**Objective**
Locate the string "JSON" in the records below. Copy every line where it occurs.

**Data supplied**
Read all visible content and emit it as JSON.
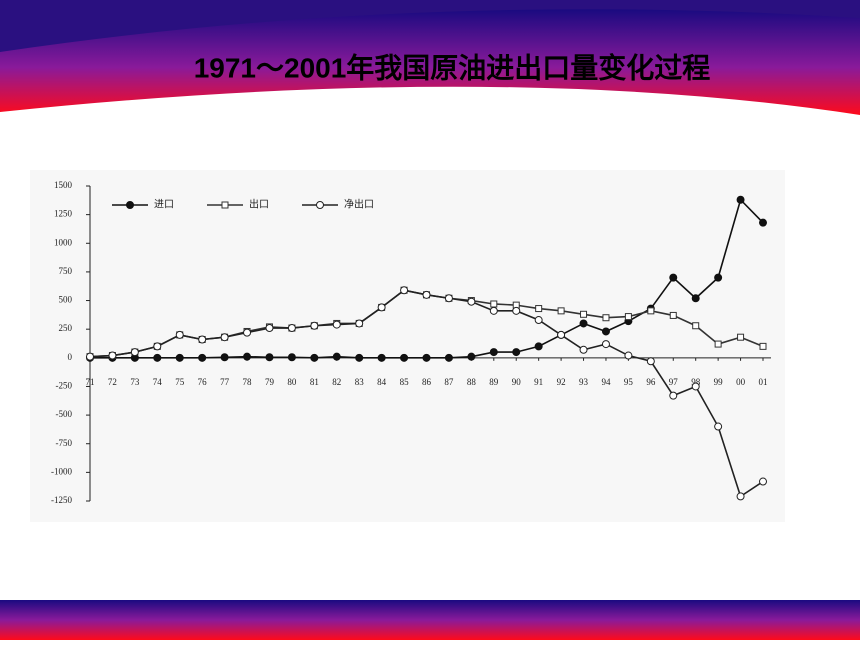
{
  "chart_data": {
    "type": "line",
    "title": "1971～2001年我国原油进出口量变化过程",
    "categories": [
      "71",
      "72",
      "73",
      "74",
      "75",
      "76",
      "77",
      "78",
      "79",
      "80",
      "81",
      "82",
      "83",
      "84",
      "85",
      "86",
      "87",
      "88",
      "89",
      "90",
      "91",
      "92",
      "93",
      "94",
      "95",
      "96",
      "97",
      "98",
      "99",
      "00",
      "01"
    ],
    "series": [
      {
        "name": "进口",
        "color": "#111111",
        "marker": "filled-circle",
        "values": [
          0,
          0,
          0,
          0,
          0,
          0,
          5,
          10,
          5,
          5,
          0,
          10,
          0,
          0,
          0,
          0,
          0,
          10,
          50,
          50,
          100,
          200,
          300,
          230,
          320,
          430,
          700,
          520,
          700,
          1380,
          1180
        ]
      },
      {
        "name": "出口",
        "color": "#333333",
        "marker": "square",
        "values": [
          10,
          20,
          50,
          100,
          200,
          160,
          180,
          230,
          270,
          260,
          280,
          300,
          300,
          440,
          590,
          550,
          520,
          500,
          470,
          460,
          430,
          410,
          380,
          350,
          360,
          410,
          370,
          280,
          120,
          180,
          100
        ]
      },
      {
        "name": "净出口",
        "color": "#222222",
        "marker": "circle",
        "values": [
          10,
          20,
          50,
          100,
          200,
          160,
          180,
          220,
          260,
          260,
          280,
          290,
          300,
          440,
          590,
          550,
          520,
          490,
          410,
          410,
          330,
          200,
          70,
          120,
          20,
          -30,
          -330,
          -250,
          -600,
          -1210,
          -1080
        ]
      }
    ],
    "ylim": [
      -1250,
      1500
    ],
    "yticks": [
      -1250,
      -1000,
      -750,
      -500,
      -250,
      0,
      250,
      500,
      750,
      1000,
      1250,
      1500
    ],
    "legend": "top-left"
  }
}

...

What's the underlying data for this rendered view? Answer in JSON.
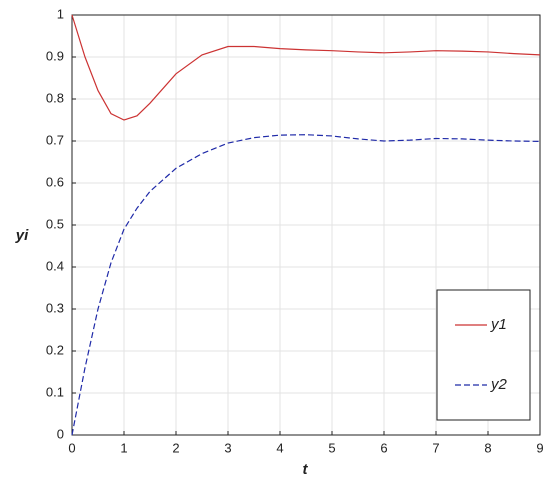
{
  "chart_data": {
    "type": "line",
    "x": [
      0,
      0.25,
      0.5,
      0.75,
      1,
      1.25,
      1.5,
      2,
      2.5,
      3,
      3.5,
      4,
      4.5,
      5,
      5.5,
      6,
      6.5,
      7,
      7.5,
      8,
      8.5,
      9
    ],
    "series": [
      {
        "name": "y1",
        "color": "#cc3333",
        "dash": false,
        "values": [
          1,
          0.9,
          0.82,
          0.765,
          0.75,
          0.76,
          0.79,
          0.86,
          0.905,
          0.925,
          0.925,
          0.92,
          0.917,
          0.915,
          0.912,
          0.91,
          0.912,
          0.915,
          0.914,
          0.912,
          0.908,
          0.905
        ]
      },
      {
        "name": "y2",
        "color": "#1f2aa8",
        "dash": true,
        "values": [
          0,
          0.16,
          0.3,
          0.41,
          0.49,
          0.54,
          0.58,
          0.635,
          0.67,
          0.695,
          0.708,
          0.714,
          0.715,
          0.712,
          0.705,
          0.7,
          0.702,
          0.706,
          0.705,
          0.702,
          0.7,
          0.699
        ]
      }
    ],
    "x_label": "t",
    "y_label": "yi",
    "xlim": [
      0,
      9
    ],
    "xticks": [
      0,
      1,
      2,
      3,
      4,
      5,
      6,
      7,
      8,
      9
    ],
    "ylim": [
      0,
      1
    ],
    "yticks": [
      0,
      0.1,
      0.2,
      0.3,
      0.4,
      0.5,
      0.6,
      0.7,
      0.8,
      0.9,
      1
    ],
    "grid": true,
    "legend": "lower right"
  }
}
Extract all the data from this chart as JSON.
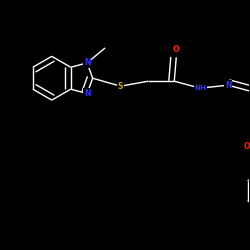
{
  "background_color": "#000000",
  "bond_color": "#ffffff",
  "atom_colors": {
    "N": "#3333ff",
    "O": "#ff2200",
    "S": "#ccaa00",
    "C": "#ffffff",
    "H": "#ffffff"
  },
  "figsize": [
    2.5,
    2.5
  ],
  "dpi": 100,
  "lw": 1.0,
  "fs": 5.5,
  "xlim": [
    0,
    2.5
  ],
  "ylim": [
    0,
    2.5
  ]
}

**Response to the exercise**
Read all visible content and emit it as JSON.
What's the underlying data for this rendered view? Answer in JSON.
Extract all the data from this chart as JSON.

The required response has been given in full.